REQUIREMENTS:
Pick out each line in these entries that contains the string "examine".

(Data records)
________________
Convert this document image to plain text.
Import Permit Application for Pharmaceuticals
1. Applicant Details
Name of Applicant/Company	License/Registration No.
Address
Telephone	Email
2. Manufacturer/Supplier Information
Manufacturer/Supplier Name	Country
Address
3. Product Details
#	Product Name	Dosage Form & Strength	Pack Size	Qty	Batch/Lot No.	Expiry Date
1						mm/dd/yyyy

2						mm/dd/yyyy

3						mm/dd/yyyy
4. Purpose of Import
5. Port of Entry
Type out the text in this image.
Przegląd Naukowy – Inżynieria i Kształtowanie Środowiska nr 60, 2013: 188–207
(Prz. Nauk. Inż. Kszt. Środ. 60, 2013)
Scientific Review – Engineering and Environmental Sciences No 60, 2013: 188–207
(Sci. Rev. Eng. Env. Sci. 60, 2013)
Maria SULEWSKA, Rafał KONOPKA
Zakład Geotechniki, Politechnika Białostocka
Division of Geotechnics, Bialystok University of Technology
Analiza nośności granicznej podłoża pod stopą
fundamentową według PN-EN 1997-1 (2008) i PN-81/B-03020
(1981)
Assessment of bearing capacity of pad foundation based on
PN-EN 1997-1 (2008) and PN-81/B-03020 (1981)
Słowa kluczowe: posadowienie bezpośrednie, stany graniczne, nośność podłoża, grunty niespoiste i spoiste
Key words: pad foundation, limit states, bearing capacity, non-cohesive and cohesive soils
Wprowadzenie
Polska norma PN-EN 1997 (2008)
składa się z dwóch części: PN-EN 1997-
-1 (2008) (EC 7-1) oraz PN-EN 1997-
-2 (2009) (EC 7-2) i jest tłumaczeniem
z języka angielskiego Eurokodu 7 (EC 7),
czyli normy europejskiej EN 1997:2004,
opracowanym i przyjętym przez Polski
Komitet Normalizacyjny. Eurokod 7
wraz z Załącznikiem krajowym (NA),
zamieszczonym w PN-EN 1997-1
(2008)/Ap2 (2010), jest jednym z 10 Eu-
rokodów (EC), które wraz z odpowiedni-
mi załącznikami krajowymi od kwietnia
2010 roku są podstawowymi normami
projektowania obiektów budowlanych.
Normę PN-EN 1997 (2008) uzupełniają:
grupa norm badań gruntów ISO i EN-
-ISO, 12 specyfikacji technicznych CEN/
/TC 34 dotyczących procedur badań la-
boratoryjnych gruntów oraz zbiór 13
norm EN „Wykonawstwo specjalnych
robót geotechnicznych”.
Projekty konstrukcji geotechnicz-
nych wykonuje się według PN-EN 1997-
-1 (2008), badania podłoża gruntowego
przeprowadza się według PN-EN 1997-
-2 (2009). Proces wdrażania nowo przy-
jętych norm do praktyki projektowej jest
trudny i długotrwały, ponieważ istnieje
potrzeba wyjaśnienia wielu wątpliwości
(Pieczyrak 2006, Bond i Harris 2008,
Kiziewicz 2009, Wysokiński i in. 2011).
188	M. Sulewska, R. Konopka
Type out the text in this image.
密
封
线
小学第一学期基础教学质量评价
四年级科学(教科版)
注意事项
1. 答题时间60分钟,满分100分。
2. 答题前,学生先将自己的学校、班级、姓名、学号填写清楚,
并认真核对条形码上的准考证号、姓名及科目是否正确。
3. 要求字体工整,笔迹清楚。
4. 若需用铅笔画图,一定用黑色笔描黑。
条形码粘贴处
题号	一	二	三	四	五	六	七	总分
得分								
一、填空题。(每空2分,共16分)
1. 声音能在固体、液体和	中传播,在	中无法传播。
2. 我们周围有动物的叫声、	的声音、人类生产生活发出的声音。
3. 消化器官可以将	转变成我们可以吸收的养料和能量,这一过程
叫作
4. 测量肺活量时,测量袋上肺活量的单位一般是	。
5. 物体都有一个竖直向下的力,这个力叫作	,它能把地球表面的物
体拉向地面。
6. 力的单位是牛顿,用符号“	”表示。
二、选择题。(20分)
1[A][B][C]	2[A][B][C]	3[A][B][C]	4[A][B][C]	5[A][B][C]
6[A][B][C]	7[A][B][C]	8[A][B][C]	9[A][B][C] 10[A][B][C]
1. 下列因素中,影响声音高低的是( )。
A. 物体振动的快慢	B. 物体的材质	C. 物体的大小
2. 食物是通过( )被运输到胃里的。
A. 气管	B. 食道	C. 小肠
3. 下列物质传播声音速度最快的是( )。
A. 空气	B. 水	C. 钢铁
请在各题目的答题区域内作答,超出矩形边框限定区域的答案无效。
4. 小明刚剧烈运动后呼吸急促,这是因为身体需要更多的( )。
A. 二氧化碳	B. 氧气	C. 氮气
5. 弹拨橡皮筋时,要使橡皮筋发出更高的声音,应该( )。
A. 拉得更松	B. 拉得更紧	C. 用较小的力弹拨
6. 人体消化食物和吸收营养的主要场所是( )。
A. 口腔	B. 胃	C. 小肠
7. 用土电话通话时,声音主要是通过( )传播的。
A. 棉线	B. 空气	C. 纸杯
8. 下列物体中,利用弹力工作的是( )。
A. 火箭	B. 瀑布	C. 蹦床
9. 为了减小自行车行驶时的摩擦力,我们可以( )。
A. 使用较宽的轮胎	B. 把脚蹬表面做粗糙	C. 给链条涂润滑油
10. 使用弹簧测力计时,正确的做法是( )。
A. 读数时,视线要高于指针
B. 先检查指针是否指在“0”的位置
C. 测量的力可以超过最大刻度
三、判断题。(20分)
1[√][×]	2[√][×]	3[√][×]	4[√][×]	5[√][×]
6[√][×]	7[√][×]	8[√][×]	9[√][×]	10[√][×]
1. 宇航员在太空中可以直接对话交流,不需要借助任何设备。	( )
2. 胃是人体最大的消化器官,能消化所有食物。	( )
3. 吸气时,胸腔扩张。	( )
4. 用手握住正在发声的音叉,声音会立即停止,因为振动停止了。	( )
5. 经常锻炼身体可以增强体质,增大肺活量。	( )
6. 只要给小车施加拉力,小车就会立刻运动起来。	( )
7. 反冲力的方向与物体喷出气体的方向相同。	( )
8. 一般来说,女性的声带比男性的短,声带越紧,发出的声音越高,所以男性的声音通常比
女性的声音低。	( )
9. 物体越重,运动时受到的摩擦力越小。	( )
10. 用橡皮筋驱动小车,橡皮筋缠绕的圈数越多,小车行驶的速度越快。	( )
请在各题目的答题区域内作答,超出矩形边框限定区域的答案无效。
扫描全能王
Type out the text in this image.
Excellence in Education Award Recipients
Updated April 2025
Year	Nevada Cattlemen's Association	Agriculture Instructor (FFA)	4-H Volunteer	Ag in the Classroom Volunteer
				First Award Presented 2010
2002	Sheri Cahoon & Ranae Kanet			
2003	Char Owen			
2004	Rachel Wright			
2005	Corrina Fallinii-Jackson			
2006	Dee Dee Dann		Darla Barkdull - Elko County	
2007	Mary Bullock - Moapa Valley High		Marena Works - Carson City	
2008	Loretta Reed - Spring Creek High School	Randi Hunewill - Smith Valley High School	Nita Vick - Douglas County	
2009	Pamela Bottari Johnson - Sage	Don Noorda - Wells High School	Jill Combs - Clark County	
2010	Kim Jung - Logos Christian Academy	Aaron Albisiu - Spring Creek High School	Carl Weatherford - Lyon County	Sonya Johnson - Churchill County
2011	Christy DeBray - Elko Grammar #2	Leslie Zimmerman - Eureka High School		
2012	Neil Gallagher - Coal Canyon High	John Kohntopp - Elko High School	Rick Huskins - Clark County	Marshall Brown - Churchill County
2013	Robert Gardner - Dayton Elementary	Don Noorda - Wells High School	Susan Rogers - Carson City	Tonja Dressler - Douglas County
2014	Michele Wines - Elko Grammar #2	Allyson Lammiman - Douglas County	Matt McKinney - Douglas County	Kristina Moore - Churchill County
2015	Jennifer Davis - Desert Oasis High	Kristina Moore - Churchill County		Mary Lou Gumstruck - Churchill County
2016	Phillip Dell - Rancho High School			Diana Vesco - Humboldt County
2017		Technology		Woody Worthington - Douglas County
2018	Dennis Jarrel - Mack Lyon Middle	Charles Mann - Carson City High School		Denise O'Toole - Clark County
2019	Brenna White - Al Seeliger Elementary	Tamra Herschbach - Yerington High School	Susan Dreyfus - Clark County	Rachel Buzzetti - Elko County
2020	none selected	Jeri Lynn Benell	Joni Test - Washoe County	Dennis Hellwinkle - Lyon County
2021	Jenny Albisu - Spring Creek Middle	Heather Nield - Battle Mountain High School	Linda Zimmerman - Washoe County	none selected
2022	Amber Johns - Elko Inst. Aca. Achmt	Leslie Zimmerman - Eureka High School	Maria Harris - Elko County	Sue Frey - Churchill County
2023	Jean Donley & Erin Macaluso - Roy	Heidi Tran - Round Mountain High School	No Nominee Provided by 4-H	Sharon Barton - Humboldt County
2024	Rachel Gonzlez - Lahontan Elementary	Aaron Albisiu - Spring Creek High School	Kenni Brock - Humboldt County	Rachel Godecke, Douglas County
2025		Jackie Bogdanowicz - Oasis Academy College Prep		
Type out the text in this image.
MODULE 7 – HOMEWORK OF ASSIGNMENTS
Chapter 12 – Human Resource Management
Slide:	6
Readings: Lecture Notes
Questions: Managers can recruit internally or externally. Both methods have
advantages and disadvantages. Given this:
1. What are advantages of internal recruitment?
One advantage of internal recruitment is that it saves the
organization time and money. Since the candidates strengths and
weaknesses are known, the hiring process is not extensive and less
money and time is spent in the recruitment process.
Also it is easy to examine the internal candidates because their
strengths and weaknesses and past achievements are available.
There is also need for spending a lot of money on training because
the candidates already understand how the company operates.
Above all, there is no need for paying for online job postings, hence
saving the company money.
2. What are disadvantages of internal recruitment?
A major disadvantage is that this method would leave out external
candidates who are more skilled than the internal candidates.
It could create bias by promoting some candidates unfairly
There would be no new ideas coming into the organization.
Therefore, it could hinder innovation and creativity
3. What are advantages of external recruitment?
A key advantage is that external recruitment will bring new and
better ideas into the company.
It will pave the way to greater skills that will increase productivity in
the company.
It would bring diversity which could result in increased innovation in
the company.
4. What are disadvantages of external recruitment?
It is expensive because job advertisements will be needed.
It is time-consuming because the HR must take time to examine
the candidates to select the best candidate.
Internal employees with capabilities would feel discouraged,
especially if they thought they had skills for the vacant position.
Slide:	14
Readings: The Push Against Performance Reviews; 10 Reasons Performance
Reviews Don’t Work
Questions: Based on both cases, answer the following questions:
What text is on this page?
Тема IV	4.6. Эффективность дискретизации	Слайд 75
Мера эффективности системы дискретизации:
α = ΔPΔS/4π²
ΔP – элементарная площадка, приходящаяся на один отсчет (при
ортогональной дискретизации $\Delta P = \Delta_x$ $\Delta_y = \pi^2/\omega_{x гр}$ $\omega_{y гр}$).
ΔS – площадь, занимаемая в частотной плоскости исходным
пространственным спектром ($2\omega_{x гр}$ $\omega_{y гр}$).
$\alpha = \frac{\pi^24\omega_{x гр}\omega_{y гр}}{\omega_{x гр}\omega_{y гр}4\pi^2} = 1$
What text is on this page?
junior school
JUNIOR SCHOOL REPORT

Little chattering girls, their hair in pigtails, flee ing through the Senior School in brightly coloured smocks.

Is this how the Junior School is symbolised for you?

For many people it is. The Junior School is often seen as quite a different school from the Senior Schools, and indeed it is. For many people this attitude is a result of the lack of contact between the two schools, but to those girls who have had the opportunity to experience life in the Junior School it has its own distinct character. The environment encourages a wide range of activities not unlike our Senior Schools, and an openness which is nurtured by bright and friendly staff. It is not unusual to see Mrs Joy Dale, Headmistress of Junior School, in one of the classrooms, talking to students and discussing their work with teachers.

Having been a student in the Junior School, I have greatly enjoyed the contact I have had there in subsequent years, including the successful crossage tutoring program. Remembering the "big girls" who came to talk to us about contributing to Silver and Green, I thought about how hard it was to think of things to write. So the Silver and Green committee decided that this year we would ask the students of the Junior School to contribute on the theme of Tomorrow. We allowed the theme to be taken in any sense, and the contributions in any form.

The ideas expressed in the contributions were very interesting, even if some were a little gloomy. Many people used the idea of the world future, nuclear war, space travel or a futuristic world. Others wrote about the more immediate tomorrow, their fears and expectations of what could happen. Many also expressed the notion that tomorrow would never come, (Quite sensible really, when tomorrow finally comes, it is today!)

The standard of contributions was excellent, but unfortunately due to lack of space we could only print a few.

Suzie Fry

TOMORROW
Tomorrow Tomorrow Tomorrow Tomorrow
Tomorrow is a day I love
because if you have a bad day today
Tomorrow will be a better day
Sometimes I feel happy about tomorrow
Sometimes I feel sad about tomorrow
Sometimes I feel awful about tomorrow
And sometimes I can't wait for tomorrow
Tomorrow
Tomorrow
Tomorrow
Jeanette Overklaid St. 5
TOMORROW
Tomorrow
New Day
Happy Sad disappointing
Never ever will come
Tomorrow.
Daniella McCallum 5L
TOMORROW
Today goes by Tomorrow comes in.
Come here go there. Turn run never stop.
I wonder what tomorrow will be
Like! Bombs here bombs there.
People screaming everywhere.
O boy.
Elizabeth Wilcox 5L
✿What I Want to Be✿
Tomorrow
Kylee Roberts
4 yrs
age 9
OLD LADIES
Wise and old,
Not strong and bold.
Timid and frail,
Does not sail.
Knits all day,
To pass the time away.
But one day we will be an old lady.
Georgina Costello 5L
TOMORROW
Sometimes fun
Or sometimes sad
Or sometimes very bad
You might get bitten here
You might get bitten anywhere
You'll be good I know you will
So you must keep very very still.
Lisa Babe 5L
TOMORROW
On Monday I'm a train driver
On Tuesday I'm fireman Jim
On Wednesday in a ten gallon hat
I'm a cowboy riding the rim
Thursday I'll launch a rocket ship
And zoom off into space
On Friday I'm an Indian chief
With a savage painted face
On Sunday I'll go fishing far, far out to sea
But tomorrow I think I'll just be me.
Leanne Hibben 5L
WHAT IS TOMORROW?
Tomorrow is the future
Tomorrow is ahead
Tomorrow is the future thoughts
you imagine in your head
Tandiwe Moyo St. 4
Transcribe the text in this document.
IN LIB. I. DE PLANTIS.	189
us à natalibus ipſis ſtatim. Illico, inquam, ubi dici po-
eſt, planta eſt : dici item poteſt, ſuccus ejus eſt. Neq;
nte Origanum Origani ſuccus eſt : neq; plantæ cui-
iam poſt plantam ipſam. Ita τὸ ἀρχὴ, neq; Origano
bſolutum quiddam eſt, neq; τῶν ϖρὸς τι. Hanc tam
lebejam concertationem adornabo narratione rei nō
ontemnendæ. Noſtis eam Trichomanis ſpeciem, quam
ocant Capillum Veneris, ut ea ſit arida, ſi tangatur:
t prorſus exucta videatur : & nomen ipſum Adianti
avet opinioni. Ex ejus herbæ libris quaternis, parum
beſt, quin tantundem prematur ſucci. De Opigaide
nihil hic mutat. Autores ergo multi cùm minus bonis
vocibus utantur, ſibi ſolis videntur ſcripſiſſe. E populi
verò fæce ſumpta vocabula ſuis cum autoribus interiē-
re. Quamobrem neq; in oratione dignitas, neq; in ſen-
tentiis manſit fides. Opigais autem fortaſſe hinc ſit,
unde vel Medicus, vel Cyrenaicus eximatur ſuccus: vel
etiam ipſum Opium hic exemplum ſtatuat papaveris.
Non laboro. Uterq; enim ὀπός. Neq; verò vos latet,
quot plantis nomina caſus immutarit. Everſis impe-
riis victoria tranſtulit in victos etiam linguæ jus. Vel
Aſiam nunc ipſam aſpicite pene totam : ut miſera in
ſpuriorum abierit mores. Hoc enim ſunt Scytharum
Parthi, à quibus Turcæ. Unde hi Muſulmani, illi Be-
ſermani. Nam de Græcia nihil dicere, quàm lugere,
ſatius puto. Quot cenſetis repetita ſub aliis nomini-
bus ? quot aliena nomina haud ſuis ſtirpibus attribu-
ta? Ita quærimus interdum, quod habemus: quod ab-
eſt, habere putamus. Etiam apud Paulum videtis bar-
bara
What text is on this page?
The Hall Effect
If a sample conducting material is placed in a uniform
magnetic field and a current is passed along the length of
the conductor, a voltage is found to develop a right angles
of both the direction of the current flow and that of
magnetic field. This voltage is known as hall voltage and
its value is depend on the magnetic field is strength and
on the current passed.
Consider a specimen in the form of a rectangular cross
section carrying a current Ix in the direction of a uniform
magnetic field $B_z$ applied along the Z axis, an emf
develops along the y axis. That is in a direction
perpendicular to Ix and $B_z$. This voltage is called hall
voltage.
________________
RESULT BELOW:
Also it is easy to examine the internal candidates because their
It is time-consuming because the HR must take time to examine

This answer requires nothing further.